>> Start Record list

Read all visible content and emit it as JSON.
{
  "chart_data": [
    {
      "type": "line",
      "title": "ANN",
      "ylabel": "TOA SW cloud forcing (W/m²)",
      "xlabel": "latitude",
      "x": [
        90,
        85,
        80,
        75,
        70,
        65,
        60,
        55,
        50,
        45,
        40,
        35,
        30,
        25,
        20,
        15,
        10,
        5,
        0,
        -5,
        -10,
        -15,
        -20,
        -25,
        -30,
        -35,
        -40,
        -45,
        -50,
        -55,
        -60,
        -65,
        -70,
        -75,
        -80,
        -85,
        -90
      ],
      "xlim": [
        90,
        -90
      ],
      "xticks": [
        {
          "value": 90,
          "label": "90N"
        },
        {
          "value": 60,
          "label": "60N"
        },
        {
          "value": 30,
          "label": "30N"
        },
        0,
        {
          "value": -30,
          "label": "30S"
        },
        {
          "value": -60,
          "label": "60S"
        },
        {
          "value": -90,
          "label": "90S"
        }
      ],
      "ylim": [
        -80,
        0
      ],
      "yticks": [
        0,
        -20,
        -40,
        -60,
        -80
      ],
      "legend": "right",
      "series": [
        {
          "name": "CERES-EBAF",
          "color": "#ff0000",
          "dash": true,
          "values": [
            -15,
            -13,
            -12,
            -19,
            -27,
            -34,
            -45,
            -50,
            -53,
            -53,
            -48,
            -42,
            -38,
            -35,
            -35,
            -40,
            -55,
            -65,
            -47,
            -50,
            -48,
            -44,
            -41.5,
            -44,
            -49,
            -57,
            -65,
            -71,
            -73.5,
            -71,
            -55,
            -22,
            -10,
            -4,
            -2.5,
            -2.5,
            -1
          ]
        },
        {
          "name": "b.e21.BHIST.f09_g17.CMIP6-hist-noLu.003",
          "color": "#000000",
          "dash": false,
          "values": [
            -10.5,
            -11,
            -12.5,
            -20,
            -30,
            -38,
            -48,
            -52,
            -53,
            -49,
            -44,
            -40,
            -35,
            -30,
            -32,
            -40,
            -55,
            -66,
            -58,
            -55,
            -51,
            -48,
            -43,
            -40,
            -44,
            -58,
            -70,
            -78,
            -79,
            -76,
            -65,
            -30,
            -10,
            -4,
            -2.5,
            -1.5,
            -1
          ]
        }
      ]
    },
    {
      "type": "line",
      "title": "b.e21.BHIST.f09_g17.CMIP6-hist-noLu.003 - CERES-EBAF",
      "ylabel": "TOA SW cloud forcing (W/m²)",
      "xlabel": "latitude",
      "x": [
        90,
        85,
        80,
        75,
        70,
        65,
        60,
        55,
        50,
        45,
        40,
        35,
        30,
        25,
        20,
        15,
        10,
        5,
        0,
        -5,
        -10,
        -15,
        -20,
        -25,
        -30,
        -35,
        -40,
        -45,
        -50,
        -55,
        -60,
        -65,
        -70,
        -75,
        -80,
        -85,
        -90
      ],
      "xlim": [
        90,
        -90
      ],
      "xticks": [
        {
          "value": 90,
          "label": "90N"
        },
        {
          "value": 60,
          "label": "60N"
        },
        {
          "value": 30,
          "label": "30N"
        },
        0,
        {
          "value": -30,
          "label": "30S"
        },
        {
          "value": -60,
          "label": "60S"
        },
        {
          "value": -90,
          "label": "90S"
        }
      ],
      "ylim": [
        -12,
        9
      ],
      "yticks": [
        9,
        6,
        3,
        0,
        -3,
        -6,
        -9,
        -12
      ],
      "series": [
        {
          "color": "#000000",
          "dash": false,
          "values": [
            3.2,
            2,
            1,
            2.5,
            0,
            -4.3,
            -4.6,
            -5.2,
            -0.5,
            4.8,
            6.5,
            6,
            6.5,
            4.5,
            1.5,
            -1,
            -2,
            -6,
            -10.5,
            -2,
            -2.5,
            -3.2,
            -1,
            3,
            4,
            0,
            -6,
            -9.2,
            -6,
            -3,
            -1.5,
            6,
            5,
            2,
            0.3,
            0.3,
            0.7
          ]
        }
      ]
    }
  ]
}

>> End Record list

▶ [Task brief]
Write out every line of the material again, exactly as it reads.

▶ [Problem solution]
Read all visible content and emit it as JSON.
{
  "chart_data": [
    {
      "type": "line",
      "title": "ANN",
      "ylabel": "TOA SW cloud forcing (W/m²)",
      "xlabel": "latitude",
      "x": [
        90,
        85,
        80,
        75,
        70,
        65,
        60,
        55,
        50,
        45,
        40,
        35,
        30,
        25,
        20,
        15,
        10,
        5,
        0,
        -5,
        -10,
        -15,
        -20,
        -25,
        -30,
        -35,
        -40,
        -45,
        -50,
        -55,
        -60,
        -65,
        -70,
        -75,
        -80,
        -85,
        -90
      ],
      "xlim": [
        90,
        -90
      ],
      "xticks": [
        {
          "value": 90,
          "label": "90N"
        },
        {
          "value": 60,
          "label": "60N"
        },
        {
          "value": 30,
          "label": "30N"
        },
        0,
        {
          "value": -30,
          "label": "30S"
        },
        {
          "value": -60,
          "label": "60S"
        },
        {
          "value": -90,
          "label": "90S"
        }
      ],
      "ylim": [
        -80,
        0
      ],
      "yticks": [
        0,
        -20,
        -40,
        -60,
        -80
      ],
      "legend": "right",
      "series": [
        {
          "name": "CERES-EBAF",
          "color": "#ff0000",
          "dash": true,
          "values": [
            -15,
            -13,
            -12,
            -19,
            -27,
            -34,
            -45,
            -50,
            -53,
            -53,
            -48,
            -42,
            -38,
            -35,
            -35,
            -40,
            -55,
            -65,
            -47,
            -50,
            -48,
            -44,
            -41.5,
            -44,
            -49,
            -57,
            -65,
            -71,
            -73.5,
            -71,
            -55,
            -22,
            -10,
            -4,
            -2.5,
            -2.5,
            -1
          ]
        },
        {
          "name": "b.e21.BHIST.f09_g17.CMIP6-hist-noLu.003",
          "color": "#000000",
          "dash": false,
          "values": [
            -10.5,
            -11,
            -12.5,
            -20,
            -30,
            -38,
            -48,
            -52,
            -53,
            -49,
            -44,
            -40,
            -35,
            -30,
            -32,
            -40,
            -55,
            -66,
            -58,
            -55,
            -51,
            -48,
            -43,
            -40,
            -44,
            -58,
            -70,
            -78,
            -79,
            -76,
            -65,
            -30,
            -10,
            -4,
            -2.5,
            -1.5,
            -1
          ]
        }
      ]
    },
    {
      "type": "line",
      "title": "b.e21.BHIST.f09_g17.CMIP6-hist-noLu.003 - CERES-EBAF",
      "ylabel": "TOA SW cloud forcing (W/m²)",
      "xlabel": "latitude",
      "x": [
        90,
        85,
        80,
        75,
        70,
        65,
        60,
        55,
        50,
        45,
        40,
        35,
        30,
        25,
        20,
        15,
        10,
        5,
        0,
        -5,
        -10,
        -15,
        -20,
        -25,
        -30,
        -35,
        -40,
        -45,
        -50,
        -55,
        -60,
        -65,
        -70,
        -75,
        -80,
        -85,
        -90
      ],
      "xlim": [
        90,
        -90
      ],
      "xticks": [
        {
          "value": 90,
          "label": "90N"
        },
        {
          "value": 60,
          "label": "60N"
        },
        {
          "value": 30,
          "label": "30N"
        },
        0,
        {
          "value": -30,
          "label": "30S"
        },
        {
          "value": -60,
          "label": "60S"
        },
        {
          "value": -90,
          "label": "90S"
        }
      ],
      "ylim": [
        -12,
        9
      ],
      "yticks": [
        9,
        6,
        3,
        0,
        -3,
        -6,
        -9,
        -12
      ],
      "series": [
        {
          "color": "#000000",
          "dash": false,
          "values": [
            3.2,
            2,
            1,
            2.5,
            0,
            -4.3,
            -4.6,
            -5.2,
            -0.5,
            4.8,
            6.5,
            6,
            6.5,
            4.5,
            1.5,
            -1,
            -2,
            -6,
            -10.5,
            -2,
            -2.5,
            -3.2,
            -1,
            3,
            4,
            0,
            -6,
            -9.2,
            -6,
            -3,
            -1.5,
            6,
            5,
            2,
            0.3,
            0.3,
            0.7
          ]
        }
      ]
    }
  ]
}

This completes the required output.